◆ **DO THIS**: Extract every line of the material that holds the string "Components".

◆ **GIVEN RECORDS**:
********

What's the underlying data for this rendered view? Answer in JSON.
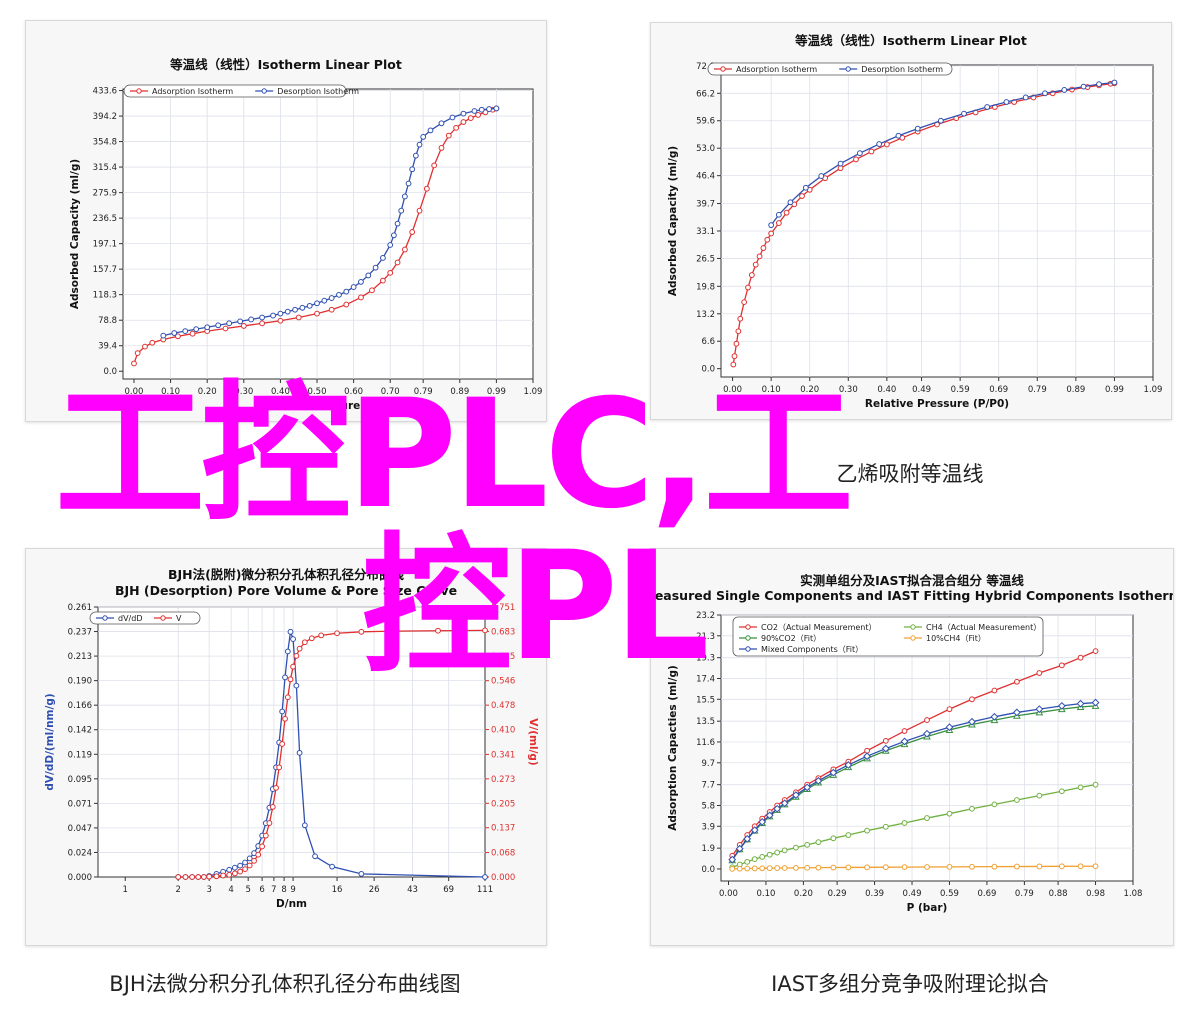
{
  "captions": {
    "bottom_left": "BJH法微分积分孔体积孔径分布曲线图",
    "bottom_right": "IAST多组分竞争吸附理论拟合",
    "top_right": "乙烯吸附等温线"
  },
  "watermark": {
    "line1": "工控PLC,工",
    "line2": "控PL",
    "color": "#ff00ff"
  },
  "chart_data": [
    {
      "type": "line",
      "title": "等温线（线性）Isotherm Linear Plot",
      "xlabel": "Relative Pressure (P/P0)",
      "ylabel": "Adsorbed Capacity (ml/g)",
      "xlim": [
        -0.03,
        1.09
      ],
      "ylim": [
        -12,
        436
      ],
      "xticks": [
        "0.00",
        "0.10",
        "0.20",
        "0.30",
        "0.40",
        "0.50",
        "0.60",
        "0.70",
        "0.79",
        "0.89",
        "0.99",
        "1.09"
      ],
      "yticks": [
        "0.0",
        "39.4",
        "78.8",
        "118.3",
        "157.7",
        "197.1",
        "236.5",
        "275.9",
        "315.4",
        "354.8",
        "394.2",
        "433.6"
      ],
      "grid": true,
      "legend": "top-left",
      "series": [
        {
          "name": "Adsorption Isotherm",
          "color": "#e03030",
          "x": [
            0.0,
            0.01,
            0.03,
            0.05,
            0.08,
            0.12,
            0.16,
            0.2,
            0.25,
            0.3,
            0.35,
            0.4,
            0.45,
            0.5,
            0.54,
            0.58,
            0.62,
            0.65,
            0.68,
            0.7,
            0.72,
            0.74,
            0.76,
            0.78,
            0.8,
            0.82,
            0.84,
            0.86,
            0.88,
            0.9,
            0.92,
            0.94,
            0.96,
            0.98,
            0.99
          ],
          "y": [
            12,
            28,
            38,
            44,
            49,
            54,
            58,
            62,
            66,
            70,
            74,
            78,
            83,
            89,
            95,
            103,
            114,
            125,
            140,
            152,
            168,
            188,
            215,
            248,
            282,
            318,
            345,
            364,
            376,
            385,
            391,
            396,
            400,
            404,
            406
          ]
        },
        {
          "name": "Desorption Isotherm",
          "color": "#3050b0",
          "x": [
            0.99,
            0.97,
            0.95,
            0.93,
            0.9,
            0.87,
            0.84,
            0.81,
            0.79,
            0.78,
            0.77,
            0.76,
            0.75,
            0.74,
            0.73,
            0.72,
            0.71,
            0.7,
            0.68,
            0.66,
            0.64,
            0.62,
            0.6,
            0.58,
            0.56,
            0.54,
            0.52,
            0.5,
            0.48,
            0.46,
            0.44,
            0.42,
            0.4,
            0.38,
            0.35,
            0.32,
            0.29,
            0.26,
            0.23,
            0.2,
            0.17,
            0.14,
            0.11,
            0.08
          ],
          "y": [
            406,
            405,
            404,
            402,
            398,
            392,
            383,
            372,
            362,
            350,
            333,
            312,
            290,
            270,
            248,
            228,
            210,
            195,
            175,
            160,
            148,
            138,
            130,
            123,
            118,
            113,
            109,
            105,
            101,
            98,
            95,
            92,
            89,
            86,
            83,
            80,
            77,
            74,
            71,
            68,
            65,
            62,
            59,
            55
          ]
        }
      ]
    },
    {
      "type": "line",
      "title": "等温线（线性）Isotherm Linear Plot",
      "xlabel": "Relative Pressure (P/P0)",
      "ylabel": "Adsorbed Capacity (ml/g)",
      "xlim": [
        -0.03,
        1.09
      ],
      "ylim": [
        -2,
        73
      ],
      "xticks": [
        "0.00",
        "0.10",
        "0.20",
        "0.30",
        "0.40",
        "0.49",
        "0.59",
        "0.69",
        "0.79",
        "0.89",
        "0.99",
        "1.09"
      ],
      "yticks": [
        "0.0",
        "6.6",
        "13.2",
        "19.8",
        "26.5",
        "33.1",
        "39.7",
        "46.4",
        "53.0",
        "59.6",
        "66.2",
        "72.8"
      ],
      "grid": true,
      "legend": "top-left",
      "series": [
        {
          "name": "Adsorption Isotherm",
          "color": "#e03030",
          "x": [
            0.002,
            0.005,
            0.01,
            0.015,
            0.02,
            0.03,
            0.04,
            0.05,
            0.06,
            0.07,
            0.08,
            0.09,
            0.1,
            0.12,
            0.14,
            0.16,
            0.18,
            0.2,
            0.24,
            0.28,
            0.32,
            0.36,
            0.4,
            0.44,
            0.48,
            0.53,
            0.58,
            0.63,
            0.68,
            0.73,
            0.78,
            0.83,
            0.88,
            0.92,
            0.95,
            0.98,
            0.99
          ],
          "y": [
            1.0,
            3.0,
            6.0,
            9.0,
            12.0,
            16.0,
            19.5,
            22.5,
            25.0,
            27.0,
            29.0,
            31.0,
            32.5,
            35.0,
            37.5,
            39.5,
            41.5,
            43.0,
            45.8,
            48.2,
            50.3,
            52.2,
            53.9,
            55.5,
            57.0,
            58.7,
            60.2,
            61.6,
            62.9,
            64.1,
            65.2,
            66.2,
            67.1,
            67.7,
            68.1,
            68.5,
            68.6
          ]
        },
        {
          "name": "Desorption Isotherm",
          "color": "#3050b0",
          "x": [
            0.99,
            0.95,
            0.91,
            0.86,
            0.81,
            0.76,
            0.71,
            0.66,
            0.6,
            0.54,
            0.48,
            0.43,
            0.38,
            0.33,
            0.28,
            0.23,
            0.19,
            0.15,
            0.12,
            0.1
          ],
          "y": [
            68.8,
            68.4,
            67.8,
            67.0,
            66.2,
            65.2,
            64.1,
            62.9,
            61.3,
            59.6,
            57.7,
            56.0,
            54.0,
            51.8,
            49.3,
            46.3,
            43.5,
            40.0,
            37.0,
            34.5
          ]
        }
      ]
    },
    {
      "type": "line",
      "title": "BJH法(脱附)微分积分孔体积孔径分布曲线",
      "subtitle": "BJH (Desorption) Pore Volume & Pore Size Curve",
      "xlabel": "D/nm",
      "ylabel": "dV/dD/(ml/nm/g)",
      "ylabel_right": "V/(ml/g)",
      "xscale": "log",
      "xlim": [
        0.7,
        111
      ],
      "ylim": [
        0,
        0.261
      ],
      "ylim_right": [
        0,
        0.751
      ],
      "xticks": [
        "1",
        "2",
        "3",
        "4",
        "5",
        "6",
        "7",
        "8",
        "9",
        "16",
        "26",
        "43",
        "69",
        "111"
      ],
      "yticks": [
        "0.000",
        "0.024",
        "0.047",
        "0.071",
        "0.095",
        "0.119",
        "0.142",
        "0.166",
        "0.190",
        "0.213",
        "0.237",
        "0.261"
      ],
      "yticks_right": [
        "0.000",
        "0.068",
        "0.137",
        "0.205",
        "0.273",
        "0.341",
        "0.410",
        "0.478",
        "0.546",
        "0.615",
        "0.683",
        "0.751"
      ],
      "grid": true,
      "legend": "top-left",
      "series": [
        {
          "name": "dV/dD",
          "color": "#3050b0",
          "axis": "left",
          "x": [
            2,
            2.2,
            2.4,
            2.6,
            2.8,
            3,
            3.3,
            3.6,
            3.9,
            4.2,
            4.5,
            4.8,
            5.1,
            5.4,
            5.7,
            6,
            6.3,
            6.6,
            6.9,
            7.2,
            7.5,
            7.8,
            8.1,
            8.4,
            8.7,
            9,
            9.4,
            9.8,
            10.5,
            12,
            15,
            22,
            111
          ],
          "y": [
            0,
            0,
            0,
            0,
            0,
            0.001,
            0.003,
            0.005,
            0.007,
            0.009,
            0.011,
            0.014,
            0.018,
            0.023,
            0.03,
            0.04,
            0.052,
            0.067,
            0.085,
            0.106,
            0.13,
            0.16,
            0.193,
            0.218,
            0.237,
            0.23,
            0.185,
            0.12,
            0.05,
            0.02,
            0.01,
            0.003,
            0
          ]
        },
        {
          "name": "V",
          "color": "#e03030",
          "axis": "right",
          "x": [
            2,
            2.2,
            2.4,
            2.6,
            2.8,
            3,
            3.3,
            3.6,
            3.9,
            4.2,
            4.5,
            4.8,
            5.1,
            5.4,
            5.7,
            6,
            6.3,
            6.6,
            6.9,
            7.2,
            7.5,
            7.8,
            8.1,
            8.4,
            8.7,
            9,
            9.4,
            9.8,
            10.5,
            11.5,
            13,
            16,
            22,
            35,
            60,
            111
          ],
          "y": [
            0,
            0,
            0,
            0,
            0,
            0.001,
            0.002,
            0.004,
            0.006,
            0.01,
            0.015,
            0.022,
            0.032,
            0.045,
            0.062,
            0.085,
            0.115,
            0.15,
            0.195,
            0.248,
            0.305,
            0.37,
            0.44,
            0.5,
            0.55,
            0.585,
            0.615,
            0.635,
            0.653,
            0.664,
            0.672,
            0.678,
            0.682,
            0.684,
            0.685,
            0.686
          ]
        }
      ]
    },
    {
      "type": "line",
      "title": "实测单组分及IAST拟合混合组分 等温线",
      "subtitle": "Measured Single Components and IAST Fitting Hybrid Components Isotherm",
      "xlabel": "P (bar)",
      "ylabel": "Adsorption Capacties (ml/g)",
      "xlim": [
        -0.02,
        1.08
      ],
      "ylim": [
        -1.1,
        23.2
      ],
      "xticks": [
        "0.00",
        "0.10",
        "0.20",
        "0.29",
        "0.39",
        "0.49",
        "0.59",
        "0.69",
        "0.79",
        "0.88",
        "0.98",
        "1.08"
      ],
      "yticks": [
        "0.0",
        "1.9",
        "3.9",
        "5.8",
        "7.7",
        "9.7",
        "11.6",
        "13.5",
        "15.5",
        "17.4",
        "19.3",
        "21.3",
        "23.2"
      ],
      "grid": true,
      "legend": "top-left",
      "series": [
        {
          "name": "CO2（Actual Measurement）",
          "color": "#e03030",
          "marker": "circle",
          "x": [
            0.01,
            0.03,
            0.05,
            0.07,
            0.09,
            0.11,
            0.13,
            0.15,
            0.18,
            0.21,
            0.24,
            0.28,
            0.32,
            0.37,
            0.42,
            0.47,
            0.53,
            0.59,
            0.65,
            0.71,
            0.77,
            0.83,
            0.89,
            0.94,
            0.98
          ],
          "y": [
            1.2,
            2.2,
            3.1,
            3.9,
            4.6,
            5.2,
            5.8,
            6.3,
            7.0,
            7.7,
            8.3,
            9.1,
            9.8,
            10.8,
            11.7,
            12.6,
            13.6,
            14.6,
            15.5,
            16.3,
            17.1,
            17.9,
            18.6,
            19.3,
            19.9
          ]
        },
        {
          "name": "CH4（Actual Measurement）",
          "color": "#70b040",
          "marker": "circle",
          "x": [
            0.01,
            0.03,
            0.05,
            0.07,
            0.09,
            0.11,
            0.13,
            0.15,
            0.18,
            0.21,
            0.24,
            0.28,
            0.32,
            0.37,
            0.42,
            0.47,
            0.53,
            0.59,
            0.65,
            0.71,
            0.77,
            0.83,
            0.89,
            0.94,
            0.98
          ],
          "y": [
            0.15,
            0.4,
            0.65,
            0.9,
            1.1,
            1.3,
            1.5,
            1.7,
            1.95,
            2.2,
            2.45,
            2.8,
            3.1,
            3.5,
            3.85,
            4.2,
            4.65,
            5.05,
            5.5,
            5.9,
            6.3,
            6.7,
            7.1,
            7.45,
            7.7
          ]
        },
        {
          "name": "90%CO2（Fit）",
          "color": "#3a9040",
          "marker": "triangle",
          "x": [
            0.01,
            0.03,
            0.05,
            0.07,
            0.09,
            0.11,
            0.13,
            0.15,
            0.18,
            0.21,
            0.24,
            0.28,
            0.32,
            0.37,
            0.42,
            0.47,
            0.53,
            0.59,
            0.65,
            0.71,
            0.77,
            0.83,
            0.89,
            0.94,
            0.98
          ],
          "y": [
            0.8,
            1.8,
            2.7,
            3.5,
            4.2,
            4.8,
            5.4,
            5.9,
            6.6,
            7.3,
            7.9,
            8.6,
            9.3,
            10.1,
            10.8,
            11.4,
            12.1,
            12.7,
            13.2,
            13.6,
            14.0,
            14.3,
            14.6,
            14.8,
            14.9
          ]
        },
        {
          "name": "10%CH4（Fit）",
          "color": "#f0a030",
          "marker": "circle",
          "x": [
            0.01,
            0.03,
            0.05,
            0.07,
            0.09,
            0.11,
            0.13,
            0.15,
            0.18,
            0.21,
            0.24,
            0.28,
            0.32,
            0.37,
            0.42,
            0.47,
            0.53,
            0.59,
            0.65,
            0.71,
            0.77,
            0.83,
            0.89,
            0.94,
            0.98
          ],
          "y": [
            0.01,
            0.02,
            0.04,
            0.05,
            0.06,
            0.07,
            0.08,
            0.09,
            0.1,
            0.11,
            0.12,
            0.13,
            0.14,
            0.15,
            0.16,
            0.17,
            0.18,
            0.19,
            0.2,
            0.21,
            0.22,
            0.23,
            0.24,
            0.25,
            0.25
          ]
        },
        {
          "name": "Mixed Components（Fit）",
          "color": "#3050b0",
          "marker": "diamond",
          "x": [
            0.01,
            0.03,
            0.05,
            0.07,
            0.09,
            0.11,
            0.13,
            0.15,
            0.18,
            0.21,
            0.24,
            0.28,
            0.32,
            0.37,
            0.42,
            0.47,
            0.53,
            0.59,
            0.65,
            0.71,
            0.77,
            0.83,
            0.89,
            0.94,
            0.98
          ],
          "y": [
            0.85,
            1.85,
            2.75,
            3.55,
            4.3,
            4.9,
            5.5,
            6.0,
            6.75,
            7.45,
            8.05,
            8.8,
            9.5,
            10.3,
            11.0,
            11.65,
            12.35,
            12.95,
            13.45,
            13.9,
            14.3,
            14.6,
            14.9,
            15.1,
            15.2
          ]
        }
      ]
    }
  ]
}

********

◆ **RESULT BELOW**:
      "subtitle": "Measured Single Components and IAST Fitting Hybrid Components Isotherm",
          "name": "Mixed Components（Fit）",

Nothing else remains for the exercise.